──────── The input ────────

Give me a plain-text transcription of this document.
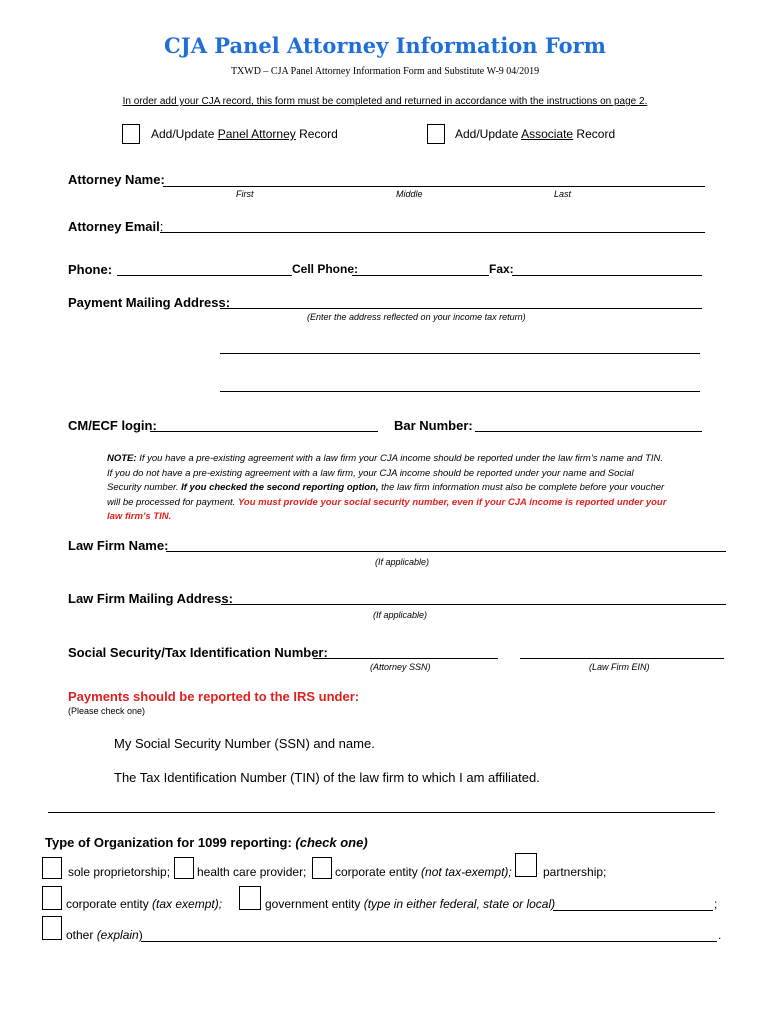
CJA Panel Attorney Information Form
TXWD – CJA Panel Attorney Information Form and Substitute W-9 04/2019
In order add your CJA record, this form must be completed and returned in accordance with the instructions on page 2.
Add/Update Panel Attorney Record	Add/Update Associate Record
Attorney Name:
First	Middle	Last
Attorney Email:
Phone:	Cell Phone:	Fax:
Payment Mailing Address:
(Enter the address reflected on your income tax return)
CM/ECF login:	Bar Number:
NOTE: If you have a pre-existing agreement with a law firm your CJA income should be reported under the law firm’s name and TIN. If you do not have a pre-existing agreement with a law firm, your CJA income should be reported under your name and Social Security number. If you checked the second reporting option, the law firm information must also be complete before your voucher will be processed for payment. You must provide your social security number, even if your CJA income is reported under your law firm’s TIN.
Law Firm Name:
(If applicable)
Law Firm Mailing Address:
(If applicable)
Social Security/Tax Identification Number:
(Attorney SSN)	(Law Firm EIN)
Payments should be reported to the IRS under:
(Please check one)
My Social Security Number (SSN) and name.
The Tax Identification Number (TIN) of the law firm to which I am affiliated.
Type of Organization for 1099 reporting: (check one)
sole proprietorship; health care provider; corporate entity (not tax-exempt);	partnership;
corporate entity (tax exempt);	government entity (type in either federal, state or local)	;
other (explain)	.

────────

What you need to do — Pull out every line in the data above that has the word "reporting".

Solution for this problem —
NOTE: If you have a pre-existing agreement with a law firm your CJA income should be reported under the law firm’s name and TIN. If you do not have a pre-existing agreement with a law firm, your CJA income should be reported under your name and Social Security number. If you checked the second reporting option, the law firm information must also be complete before your voucher will be processed for payment. You must provide your social security number, even if your CJA income is reported under your law firm’s TIN.
Type of Organization for 1099 reporting: (check one)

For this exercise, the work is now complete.